++++ Input data ++++
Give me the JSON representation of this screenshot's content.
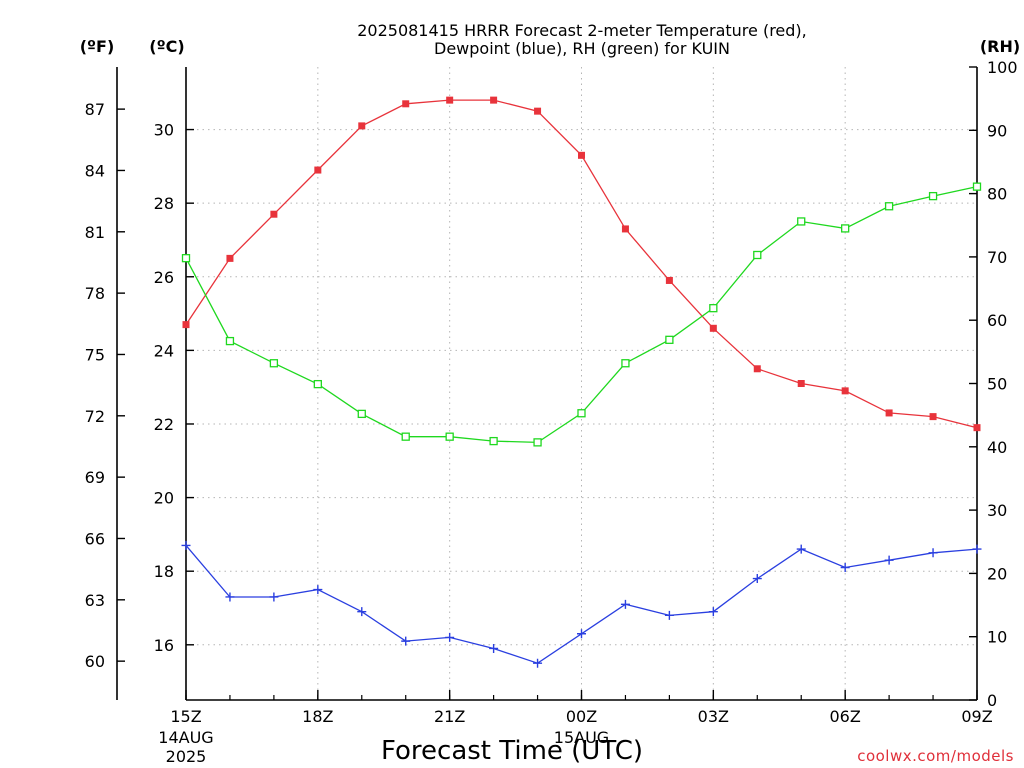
{
  "chart_data": {
    "type": "line",
    "title_lines": [
      "2025081415 HRRR Forecast 2-meter Temperature (red),",
      "Dewpoint (blue), RH (green) for KUIN"
    ],
    "xlabel": "Forecast Time (UTC)",
    "credit": "coolwx.com/models",
    "units": {
      "fahrenheit": "(ºF)",
      "celsius": "(ºC)",
      "rh": "(RH)"
    },
    "x_hours": [
      0,
      1,
      2,
      3,
      4,
      5,
      6,
      7,
      8,
      9,
      10,
      11,
      12,
      13,
      14,
      15,
      16,
      17,
      18
    ],
    "x_ticks": [
      {
        "hour": 0,
        "label": "15Z",
        "sub": [
          "14AUG",
          "2025"
        ]
      },
      {
        "hour": 3,
        "label": "18Z",
        "sub": []
      },
      {
        "hour": 6,
        "label": "21Z",
        "sub": []
      },
      {
        "hour": 9,
        "label": "00Z",
        "sub": [
          "15AUG"
        ]
      },
      {
        "hour": 12,
        "label": "03Z",
        "sub": []
      },
      {
        "hour": 15,
        "label": "06Z",
        "sub": []
      },
      {
        "hour": 18,
        "label": "09Z",
        "sub": []
      }
    ],
    "celsius_axis": {
      "ylim": [
        14.5,
        31.7
      ],
      "ticks": [
        16,
        18,
        20,
        22,
        24,
        26,
        28,
        30
      ]
    },
    "fahrenheit_axis": {
      "ticks": [
        60,
        63,
        66,
        69,
        72,
        75,
        78,
        81,
        84,
        87
      ]
    },
    "rh_axis": {
      "ylim": [
        0,
        100
      ],
      "ticks": [
        0,
        10,
        20,
        30,
        40,
        50,
        60,
        70,
        80,
        90,
        100
      ]
    },
    "series": [
      {
        "name": "Temperature",
        "axis": "celsius",
        "color": "#e8333b",
        "marker": "filled-square",
        "values": [
          24.7,
          26.5,
          27.7,
          28.9,
          30.1,
          30.7,
          30.8,
          30.8,
          30.5,
          29.3,
          27.3,
          25.9,
          24.6,
          23.5,
          23.1,
          22.9,
          22.3,
          22.2,
          21.9
        ]
      },
      {
        "name": "Dewpoint",
        "axis": "celsius",
        "color": "#2a3fe0",
        "marker": "plus",
        "values": [
          18.7,
          17.3,
          17.3,
          17.5,
          16.9,
          16.1,
          16.2,
          15.9,
          15.5,
          16.3,
          17.1,
          16.8,
          16.9,
          17.8,
          18.6,
          18.1,
          18.3,
          18.5,
          18.6
        ]
      },
      {
        "name": "RH",
        "axis": "rh",
        "color": "#1fd81f",
        "marker": "open-square",
        "values": [
          69.8,
          56.7,
          53.2,
          49.9,
          45.2,
          41.6,
          41.6,
          40.9,
          40.7,
          45.3,
          53.2,
          56.9,
          61.9,
          70.3,
          75.6,
          74.5,
          78.0,
          79.6,
          81.1
        ]
      }
    ]
  }
}
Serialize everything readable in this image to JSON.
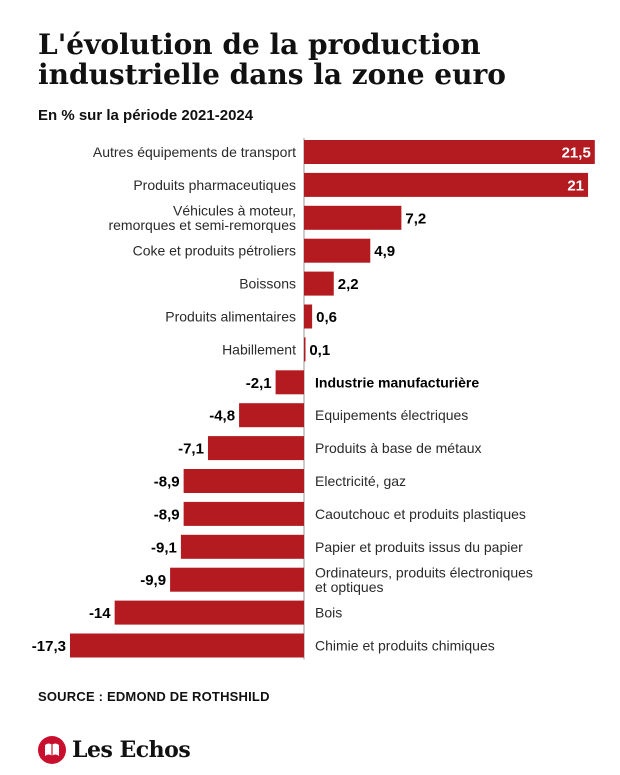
++++
## What to produce
Every line of the material is to be quoted exactly, with no pictures carried over.

## Task answer
Give me the JSON representation of this screenshot's content.
{
  "chart_data": {
    "type": "line",
    "title_lines": [
      "2025081415 HRRR Forecast 2-meter Temperature (red),",
      "Dewpoint (blue), RH (green) for KUIN"
    ],
    "xlabel": "Forecast Time (UTC)",
    "credit": "coolwx.com/models",
    "units": {
      "fahrenheit": "(ºF)",
      "celsius": "(ºC)",
      "rh": "(RH)"
    },
    "x_hours": [
      0,
      1,
      2,
      3,
      4,
      5,
      6,
      7,
      8,
      9,
      10,
      11,
      12,
      13,
      14,
      15,
      16,
      17,
      18
    ],
    "x_ticks": [
      {
        "hour": 0,
        "label": "15Z",
        "sub": [
          "14AUG",
          "2025"
        ]
      },
      {
        "hour": 3,
        "label": "18Z",
        "sub": []
      },
      {
        "hour": 6,
        "label": "21Z",
        "sub": []
      },
      {
        "hour": 9,
        "label": "00Z",
        "sub": [
          "15AUG"
        ]
      },
      {
        "hour": 12,
        "label": "03Z",
        "sub": []
      },
      {
        "hour": 15,
        "label": "06Z",
        "sub": []
      },
      {
        "hour": 18,
        "label": "09Z",
        "sub": []
      }
    ],
    "celsius_axis": {
      "ylim": [
        14.5,
        31.7
      ],
      "ticks": [
        16,
        18,
        20,
        22,
        24,
        26,
        28,
        30
      ]
    },
    "fahrenheit_axis": {
      "ticks": [
        60,
        63,
        66,
        69,
        72,
        75,
        78,
        81,
        84,
        87
      ]
    },
    "rh_axis": {
      "ylim": [
        0,
        100
      ],
      "ticks": [
        0,
        10,
        20,
        30,
        40,
        50,
        60,
        70,
        80,
        90,
        100
      ]
    },
    "series": [
      {
        "name": "Temperature",
        "axis": "celsius",
        "color": "#e8333b",
        "marker": "filled-square",
        "values": [
          24.7,
          26.5,
          27.7,
          28.9,
          30.1,
          30.7,
          30.8,
          30.8,
          30.5,
          29.3,
          27.3,
          25.9,
          24.6,
          23.5,
          23.1,
          22.9,
          22.3,
          22.2,
          21.9
        ]
      },
      {
        "name": "Dewpoint",
        "axis": "celsius",
        "color": "#2a3fe0",
        "marker": "plus",
        "values": [
          18.7,
          17.3,
          17.3,
          17.5,
          16.9,
          16.1,
          16.2,
          15.9,
          15.5,
          16.3,
          17.1,
          16.8,
          16.9,
          17.8,
          18.6,
          18.1,
          18.3,
          18.5,
          18.6
        ]
      },
      {
        "name": "RH",
        "axis": "rh",
        "color": "#1fd81f",
        "marker": "open-square",
        "values": [
          69.8,
          56.7,
          53.2,
          49.9,
          45.2,
          41.6,
          41.6,
          40.9,
          40.7,
          45.3,
          53.2,
          56.9,
          61.9,
          70.3,
          75.6,
          74.5,
          78.0,
          79.6,
          81.1
        ]
      }
    ]
  }
}
Serialize everything readable in this image to JSON.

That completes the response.